# [Written instruction]
Pick out every line that holds the string "this" and copy it.

■ ■ ■ ■

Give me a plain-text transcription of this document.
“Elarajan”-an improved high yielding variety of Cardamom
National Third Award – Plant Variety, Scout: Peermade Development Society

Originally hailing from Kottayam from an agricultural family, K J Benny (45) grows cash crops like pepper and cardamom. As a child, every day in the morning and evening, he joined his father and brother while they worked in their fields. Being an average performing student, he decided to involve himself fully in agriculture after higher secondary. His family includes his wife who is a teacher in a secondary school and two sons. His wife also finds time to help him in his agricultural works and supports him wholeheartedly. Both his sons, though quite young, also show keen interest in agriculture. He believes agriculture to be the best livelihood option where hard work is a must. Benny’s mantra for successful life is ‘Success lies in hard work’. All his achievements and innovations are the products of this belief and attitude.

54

■ ■ ■ ■

# [Solved problem]
Give me a plain-text transcription of this document.
Originally hailing from Kottayam from an agricultural family, K J Benny (45) grows cash crops like pepper and cardamom. As a child, every day in the morning and evening, he joined his father and brother while they worked in their fields. Being an average performing student, he decided to involve himself fully in agriculture after higher secondary. His family includes his wife who is a teacher in a secondary school and two sons. His wife also finds time to help him in his agricultural works and supports him wholeheartedly. Both his sons, though quite young, also show keen interest in agriculture. He believes agriculture to be the best livelihood option where hard work is a must. Benny’s mantra for successful life is ‘Success lies in hard work’. All his achievements and innovations are the products of this belief and attitude.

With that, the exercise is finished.